Please output every line of the material as it stands, without the pictures.

(Data tied to figure images)

------------------------------------------------------------------------

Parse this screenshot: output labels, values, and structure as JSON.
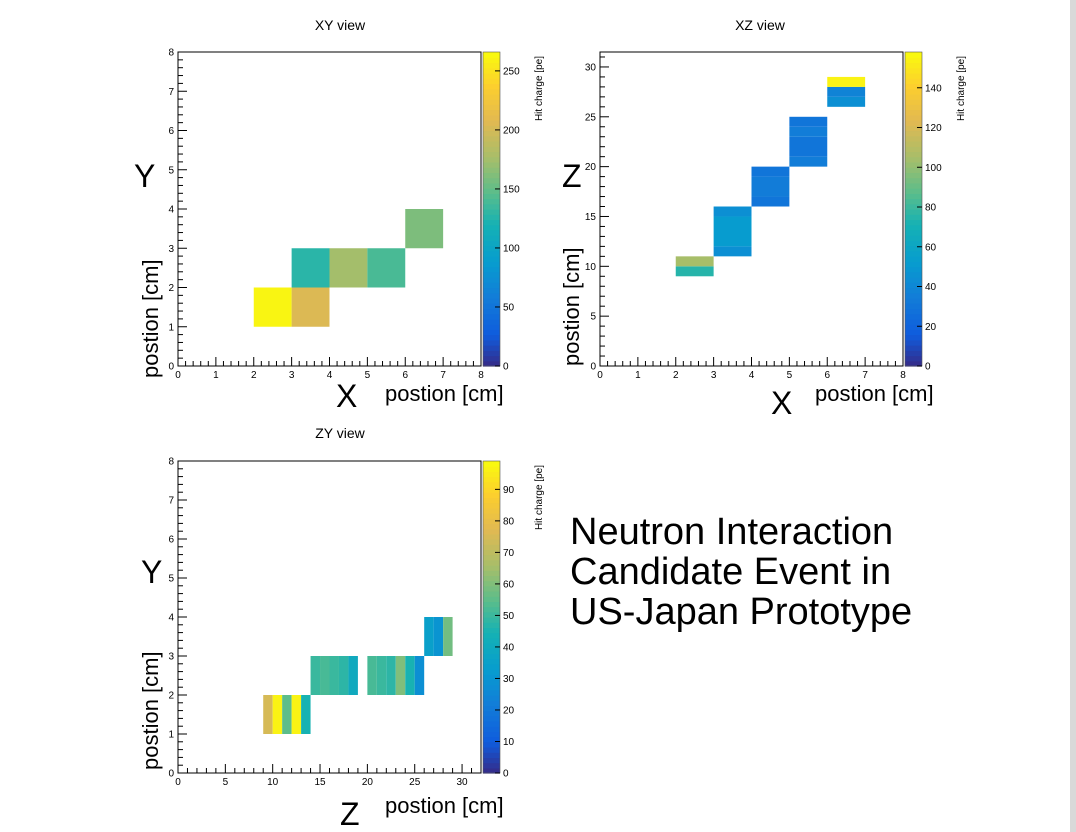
{
  "caption": {
    "lines": [
      "Neutron Interaction",
      "Candidate Event in",
      "US-Japan Prototype"
    ]
  },
  "chart_data": [
    {
      "type": "heatmap",
      "title": "XY view",
      "x_axis_big": "X",
      "xlabel": "postion [cm]",
      "y_axis_big": "Y",
      "ylabel": "postion [cm]",
      "zlabel": "Hit charge [pe]",
      "xlim": [
        0,
        8
      ],
      "ylim": [
        0,
        8
      ],
      "zlim": [
        0,
        266
      ],
      "xticks": [
        0,
        1,
        2,
        3,
        4,
        5,
        6,
        7,
        8
      ],
      "yticks": [
        0,
        1,
        2,
        3,
        4,
        5,
        6,
        7,
        8
      ],
      "zticks": [
        0,
        50,
        100,
        150,
        200,
        250
      ],
      "cells": [
        {
          "x": [
            2,
            3
          ],
          "y": [
            1,
            2
          ],
          "value": 262
        },
        {
          "x": [
            3,
            4
          ],
          "y": [
            1,
            2
          ],
          "value": 205
        },
        {
          "x": [
            3,
            4
          ],
          "y": [
            2,
            3
          ],
          "value": 128
        },
        {
          "x": [
            4,
            5
          ],
          "y": [
            2,
            3
          ],
          "value": 175
        },
        {
          "x": [
            5,
            6
          ],
          "y": [
            2,
            3
          ],
          "value": 140
        },
        {
          "x": [
            6,
            7
          ],
          "y": [
            3,
            4
          ],
          "value": 160
        }
      ]
    },
    {
      "type": "heatmap",
      "title": "XZ view",
      "x_axis_big": "X",
      "xlabel": "postion [cm]",
      "y_axis_big": "Z",
      "ylabel": "postion [cm]",
      "zlabel": "Hit charge [pe]",
      "xlim": [
        0,
        8
      ],
      "ylim": [
        0,
        31.5
      ],
      "zlim": [
        0,
        158
      ],
      "xticks": [
        0,
        1,
        2,
        3,
        4,
        5,
        6,
        7,
        8
      ],
      "yticks": [
        0,
        5,
        10,
        15,
        20,
        25,
        30
      ],
      "zticks": [
        0,
        20,
        40,
        60,
        80,
        100,
        120,
        140
      ],
      "cells": [
        {
          "x": [
            2,
            3
          ],
          "y": [
            9,
            10
          ],
          "value": 75
        },
        {
          "x": [
            2,
            3
          ],
          "y": [
            10,
            11
          ],
          "value": 105
        },
        {
          "x": [
            3,
            4
          ],
          "y": [
            11,
            12
          ],
          "value": 45
        },
        {
          "x": [
            3,
            4
          ],
          "y": [
            12,
            15
          ],
          "value": 52
        },
        {
          "x": [
            3,
            4
          ],
          "y": [
            15,
            16
          ],
          "value": 45
        },
        {
          "x": [
            4,
            5
          ],
          "y": [
            16,
            17
          ],
          "value": 30
        },
        {
          "x": [
            4,
            5
          ],
          "y": [
            17,
            19
          ],
          "value": 34
        },
        {
          "x": [
            4,
            5
          ],
          "y": [
            19,
            20
          ],
          "value": 30
        },
        {
          "x": [
            5,
            6
          ],
          "y": [
            20,
            21
          ],
          "value": 35
        },
        {
          "x": [
            5,
            6
          ],
          "y": [
            21,
            23
          ],
          "value": 30
        },
        {
          "x": [
            5,
            6
          ],
          "y": [
            23,
            24
          ],
          "value": 35
        },
        {
          "x": [
            5,
            6
          ],
          "y": [
            24,
            25
          ],
          "value": 30
        },
        {
          "x": [
            6,
            7
          ],
          "y": [
            26,
            27
          ],
          "value": 45
        },
        {
          "x": [
            6,
            7
          ],
          "y": [
            27,
            28
          ],
          "value": 38
        },
        {
          "x": [
            6,
            7
          ],
          "y": [
            28,
            29
          ],
          "value": 155
        }
      ]
    },
    {
      "type": "heatmap",
      "title": "ZY view",
      "x_axis_big": "Z",
      "xlabel": "postion [cm]",
      "y_axis_big": "Y",
      "ylabel": "postion [cm]",
      "zlabel": "Hit charge [pe]",
      "xlim": [
        0,
        32
      ],
      "ylim": [
        0,
        8
      ],
      "zlim": [
        0,
        99
      ],
      "xticks": [
        0,
        5,
        10,
        15,
        20,
        25,
        30
      ],
      "yticks": [
        0,
        1,
        2,
        3,
        4,
        5,
        6,
        7,
        8
      ],
      "zticks": [
        0,
        10,
        20,
        30,
        40,
        50,
        60,
        70,
        80,
        90
      ],
      "cells": [
        {
          "x": [
            9,
            10
          ],
          "y": [
            1,
            2
          ],
          "value": 75
        },
        {
          "x": [
            10,
            11
          ],
          "y": [
            1,
            2
          ],
          "value": 97
        },
        {
          "x": [
            11,
            12
          ],
          "y": [
            1,
            2
          ],
          "value": 55
        },
        {
          "x": [
            12,
            13
          ],
          "y": [
            1,
            2
          ],
          "value": 97
        },
        {
          "x": [
            13,
            14
          ],
          "y": [
            1,
            2
          ],
          "value": 45
        },
        {
          "x": [
            14,
            15
          ],
          "y": [
            2,
            3
          ],
          "value": 50
        },
        {
          "x": [
            15,
            16
          ],
          "y": [
            2,
            3
          ],
          "value": 52
        },
        {
          "x": [
            16,
            17
          ],
          "y": [
            2,
            3
          ],
          "value": 50
        },
        {
          "x": [
            17,
            18
          ],
          "y": [
            2,
            3
          ],
          "value": 48
        },
        {
          "x": [
            18,
            19
          ],
          "y": [
            2,
            3
          ],
          "value": 40
        },
        {
          "x": [
            20,
            21
          ],
          "y": [
            2,
            3
          ],
          "value": 52
        },
        {
          "x": [
            21,
            22
          ],
          "y": [
            2,
            3
          ],
          "value": 50
        },
        {
          "x": [
            22,
            23
          ],
          "y": [
            2,
            3
          ],
          "value": 48
        },
        {
          "x": [
            23,
            24
          ],
          "y": [
            2,
            3
          ],
          "value": 60
        },
        {
          "x": [
            24,
            25
          ],
          "y": [
            2,
            3
          ],
          "value": 45
        },
        {
          "x": [
            25,
            26
          ],
          "y": [
            2,
            3
          ],
          "value": 28
        },
        {
          "x": [
            26,
            27
          ],
          "y": [
            3,
            4
          ],
          "value": 35
        },
        {
          "x": [
            27,
            28
          ],
          "y": [
            3,
            4
          ],
          "value": 30
        },
        {
          "x": [
            28,
            29
          ],
          "y": [
            3,
            4
          ],
          "value": 58
        }
      ]
    }
  ]
}
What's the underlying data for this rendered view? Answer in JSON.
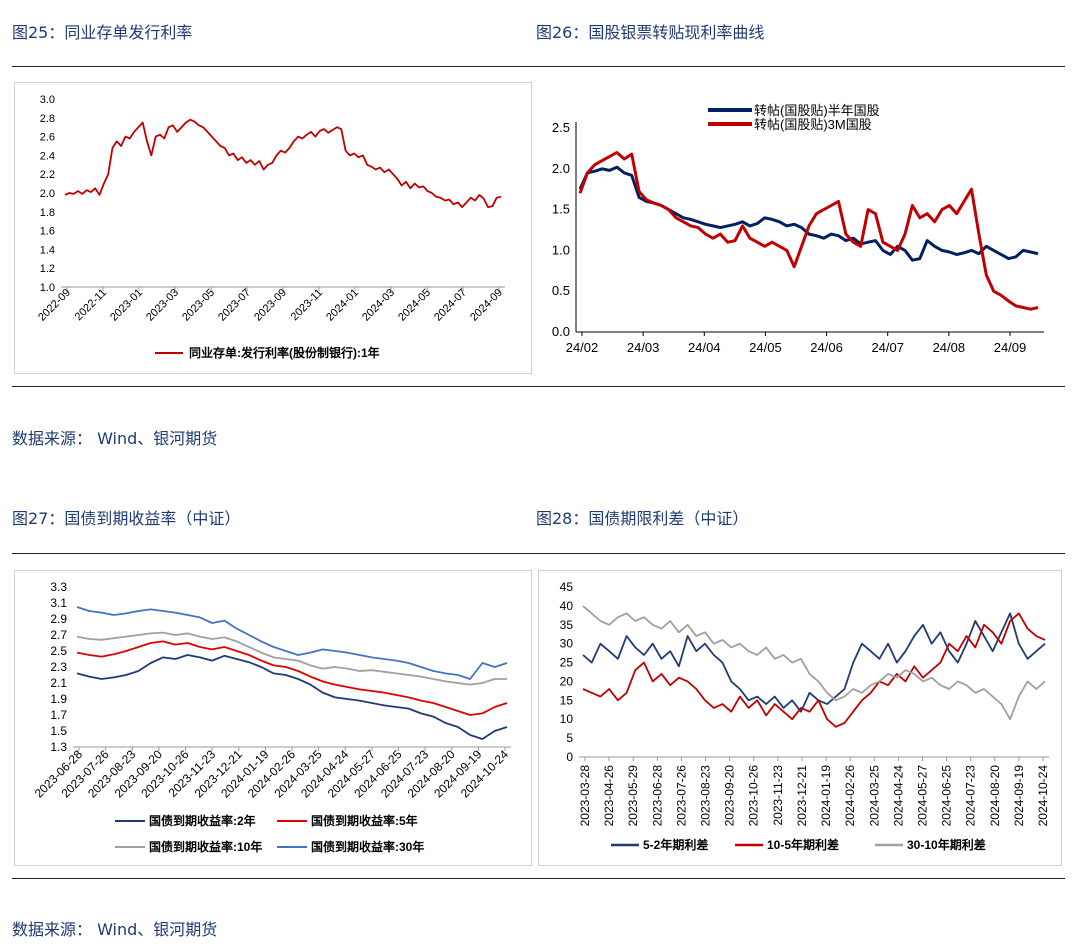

------------------------------------------------------------------------

**Exercise result**
Parse this screenshot: output labels, values, and structure as JSON.
{
  "caption": {
    "lines": [
      "Neutron Interaction",
      "Candidate Event in",
      "US-Japan Prototype"
    ]
  },
  "chart_data": [
    {
      "type": "heatmap",
      "title": "XY view",
      "x_axis_big": "X",
      "xlabel": "postion [cm]",
      "y_axis_big": "Y",
      "ylabel": "postion [cm]",
      "zlabel": "Hit charge [pe]",
      "xlim": [
        0,
        8
      ],
      "ylim": [
        0,
        8
      ],
      "zlim": [
        0,
        266
      ],
      "xticks": [
        0,
        1,
        2,
        3,
        4,
        5,
        6,
        7,
        8
      ],
      "yticks": [
        0,
        1,
        2,
        3,
        4,
        5,
        6,
        7,
        8
      ],
      "zticks": [
        0,
        50,
        100,
        150,
        200,
        250
      ],
      "cells": [
        {
          "x": [
            2,
            3
          ],
          "y": [
            1,
            2
          ],
          "value": 262
        },
        {
          "x": [
            3,
            4
          ],
          "y": [
            1,
            2
          ],
          "value": 205
        },
        {
          "x": [
            3,
            4
          ],
          "y": [
            2,
            3
          ],
          "value": 128
        },
        {
          "x": [
            4,
            5
          ],
          "y": [
            2,
            3
          ],
          "value": 175
        },
        {
          "x": [
            5,
            6
          ],
          "y": [
            2,
            3
          ],
          "value": 140
        },
        {
          "x": [
            6,
            7
          ],
          "y": [
            3,
            4
          ],
          "value": 160
        }
      ]
    },
    {
      "type": "heatmap",
      "title": "XZ view",
      "x_axis_big": "X",
      "xlabel": "postion [cm]",
      "y_axis_big": "Z",
      "ylabel": "postion [cm]",
      "zlabel": "Hit charge [pe]",
      "xlim": [
        0,
        8
      ],
      "ylim": [
        0,
        31.5
      ],
      "zlim": [
        0,
        158
      ],
      "xticks": [
        0,
        1,
        2,
        3,
        4,
        5,
        6,
        7,
        8
      ],
      "yticks": [
        0,
        5,
        10,
        15,
        20,
        25,
        30
      ],
      "zticks": [
        0,
        20,
        40,
        60,
        80,
        100,
        120,
        140
      ],
      "cells": [
        {
          "x": [
            2,
            3
          ],
          "y": [
            9,
            10
          ],
          "value": 75
        },
        {
          "x": [
            2,
            3
          ],
          "y": [
            10,
            11
          ],
          "value": 105
        },
        {
          "x": [
            3,
            4
          ],
          "y": [
            11,
            12
          ],
          "value": 45
        },
        {
          "x": [
            3,
            4
          ],
          "y": [
            12,
            15
          ],
          "value": 52
        },
        {
          "x": [
            3,
            4
          ],
          "y": [
            15,
            16
          ],
          "value": 45
        },
        {
          "x": [
            4,
            5
          ],
          "y": [
            16,
            17
          ],
          "value": 30
        },
        {
          "x": [
            4,
            5
          ],
          "y": [
            17,
            19
          ],
          "value": 34
        },
        {
          "x": [
            4,
            5
          ],
          "y": [
            19,
            20
          ],
          "value": 30
        },
        {
          "x": [
            5,
            6
          ],
          "y": [
            20,
            21
          ],
          "value": 35
        },
        {
          "x": [
            5,
            6
          ],
          "y": [
            21,
            23
          ],
          "value": 30
        },
        {
          "x": [
            5,
            6
          ],
          "y": [
            23,
            24
          ],
          "value": 35
        },
        {
          "x": [
            5,
            6
          ],
          "y": [
            24,
            25
          ],
          "value": 30
        },
        {
          "x": [
            6,
            7
          ],
          "y": [
            26,
            27
          ],
          "value": 45
        },
        {
          "x": [
            6,
            7
          ],
          "y": [
            27,
            28
          ],
          "value": 38
        },
        {
          "x": [
            6,
            7
          ],
          "y": [
            28,
            29
          ],
          "value": 155
        }
      ]
    },
    {
      "type": "heatmap",
      "title": "ZY view",
      "x_axis_big": "Z",
      "xlabel": "postion [cm]",
      "y_axis_big": "Y",
      "ylabel": "postion [cm]",
      "zlabel": "Hit charge [pe]",
      "xlim": [
        0,
        32
      ],
      "ylim": [
        0,
        8
      ],
      "zlim": [
        0,
        99
      ],
      "xticks": [
        0,
        5,
        10,
        15,
        20,
        25,
        30
      ],
      "yticks": [
        0,
        1,
        2,
        3,
        4,
        5,
        6,
        7,
        8
      ],
      "zticks": [
        0,
        10,
        20,
        30,
        40,
        50,
        60,
        70,
        80,
        90
      ],
      "cells": [
        {
          "x": [
            9,
            10
          ],
          "y": [
            1,
            2
          ],
          "value": 75
        },
        {
          "x": [
            10,
            11
          ],
          "y": [
            1,
            2
          ],
          "value": 97
        },
        {
          "x": [
            11,
            12
          ],
          "y": [
            1,
            2
          ],
          "value": 55
        },
        {
          "x": [
            12,
            13
          ],
          "y": [
            1,
            2
          ],
          "value": 97
        },
        {
          "x": [
            13,
            14
          ],
          "y": [
            1,
            2
          ],
          "value": 45
        },
        {
          "x": [
            14,
            15
          ],
          "y": [
            2,
            3
          ],
          "value": 50
        },
        {
          "x": [
            15,
            16
          ],
          "y": [
            2,
            3
          ],
          "value": 52
        },
        {
          "x": [
            16,
            17
          ],
          "y": [
            2,
            3
          ],
          "value": 50
        },
        {
          "x": [
            17,
            18
          ],
          "y": [
            2,
            3
          ],
          "value": 48
        },
        {
          "x": [
            18,
            19
          ],
          "y": [
            2,
            3
          ],
          "value": 40
        },
        {
          "x": [
            20,
            21
          ],
          "y": [
            2,
            3
          ],
          "value": 52
        },
        {
          "x": [
            21,
            22
          ],
          "y": [
            2,
            3
          ],
          "value": 50
        },
        {
          "x": [
            22,
            23
          ],
          "y": [
            2,
            3
          ],
          "value": 48
        },
        {
          "x": [
            23,
            24
          ],
          "y": [
            2,
            3
          ],
          "value": 60
        },
        {
          "x": [
            24,
            25
          ],
          "y": [
            2,
            3
          ],
          "value": 45
        },
        {
          "x": [
            25,
            26
          ],
          "y": [
            2,
            3
          ],
          "value": 28
        },
        {
          "x": [
            26,
            27
          ],
          "y": [
            3,
            4
          ],
          "value": 35
        },
        {
          "x": [
            27,
            28
          ],
          "y": [
            3,
            4
          ],
          "value": 30
        },
        {
          "x": [
            28,
            29
          ],
          "y": [
            3,
            4
          ],
          "value": 58
        }
      ]
    }
  ]
}
What's the underlying data for this rendered view? Answer in JSON.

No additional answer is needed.